■ AIM: Count the lines in the data below where the string "dengan" occurs, please, and give the number alone.

==*==

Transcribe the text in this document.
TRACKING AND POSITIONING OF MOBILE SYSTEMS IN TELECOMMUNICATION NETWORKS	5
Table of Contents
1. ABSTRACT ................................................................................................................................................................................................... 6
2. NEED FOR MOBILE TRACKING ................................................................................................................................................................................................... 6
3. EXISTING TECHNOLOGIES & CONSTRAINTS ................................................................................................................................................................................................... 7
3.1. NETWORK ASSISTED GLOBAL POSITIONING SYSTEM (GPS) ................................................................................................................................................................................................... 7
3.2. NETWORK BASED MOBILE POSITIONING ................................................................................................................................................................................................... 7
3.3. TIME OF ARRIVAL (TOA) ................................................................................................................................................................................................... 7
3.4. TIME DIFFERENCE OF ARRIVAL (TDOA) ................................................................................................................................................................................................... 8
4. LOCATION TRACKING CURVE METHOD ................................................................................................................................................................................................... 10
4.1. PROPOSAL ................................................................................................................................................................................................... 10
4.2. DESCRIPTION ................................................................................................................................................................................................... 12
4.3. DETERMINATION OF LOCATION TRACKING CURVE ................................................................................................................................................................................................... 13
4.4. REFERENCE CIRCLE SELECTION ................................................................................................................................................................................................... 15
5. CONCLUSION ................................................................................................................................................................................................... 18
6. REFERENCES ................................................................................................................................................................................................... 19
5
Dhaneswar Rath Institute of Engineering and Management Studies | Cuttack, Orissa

==*==

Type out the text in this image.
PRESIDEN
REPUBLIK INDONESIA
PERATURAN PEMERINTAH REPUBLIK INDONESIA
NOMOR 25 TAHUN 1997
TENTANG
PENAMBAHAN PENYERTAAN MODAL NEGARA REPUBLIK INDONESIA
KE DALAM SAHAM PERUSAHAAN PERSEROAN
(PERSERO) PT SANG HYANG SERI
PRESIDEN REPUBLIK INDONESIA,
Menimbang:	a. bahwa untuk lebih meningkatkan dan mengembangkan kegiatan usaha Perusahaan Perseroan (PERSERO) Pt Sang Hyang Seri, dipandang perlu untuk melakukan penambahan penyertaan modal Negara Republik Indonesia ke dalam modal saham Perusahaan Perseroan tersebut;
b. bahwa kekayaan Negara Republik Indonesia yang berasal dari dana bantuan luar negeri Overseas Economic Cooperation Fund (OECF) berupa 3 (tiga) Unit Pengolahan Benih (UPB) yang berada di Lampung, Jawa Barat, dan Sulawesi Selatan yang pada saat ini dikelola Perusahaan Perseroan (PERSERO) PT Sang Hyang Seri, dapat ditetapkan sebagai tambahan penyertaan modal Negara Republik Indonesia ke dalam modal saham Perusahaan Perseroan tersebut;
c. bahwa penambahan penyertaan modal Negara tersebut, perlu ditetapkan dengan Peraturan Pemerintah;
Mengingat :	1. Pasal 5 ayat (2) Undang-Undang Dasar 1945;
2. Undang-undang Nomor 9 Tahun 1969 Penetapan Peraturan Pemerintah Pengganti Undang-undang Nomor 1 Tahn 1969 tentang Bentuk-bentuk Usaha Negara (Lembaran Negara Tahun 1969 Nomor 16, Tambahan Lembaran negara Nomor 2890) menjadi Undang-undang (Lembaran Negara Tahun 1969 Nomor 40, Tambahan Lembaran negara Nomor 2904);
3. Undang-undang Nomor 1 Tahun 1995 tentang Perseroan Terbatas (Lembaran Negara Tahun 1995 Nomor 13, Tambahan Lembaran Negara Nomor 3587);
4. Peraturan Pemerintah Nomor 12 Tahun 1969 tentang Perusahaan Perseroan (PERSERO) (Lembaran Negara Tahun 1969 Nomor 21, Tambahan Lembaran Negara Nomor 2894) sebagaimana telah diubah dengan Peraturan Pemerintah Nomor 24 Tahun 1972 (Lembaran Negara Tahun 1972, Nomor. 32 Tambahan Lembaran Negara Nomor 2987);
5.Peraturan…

==*==

■ ANSWER TO THIS TASK: 2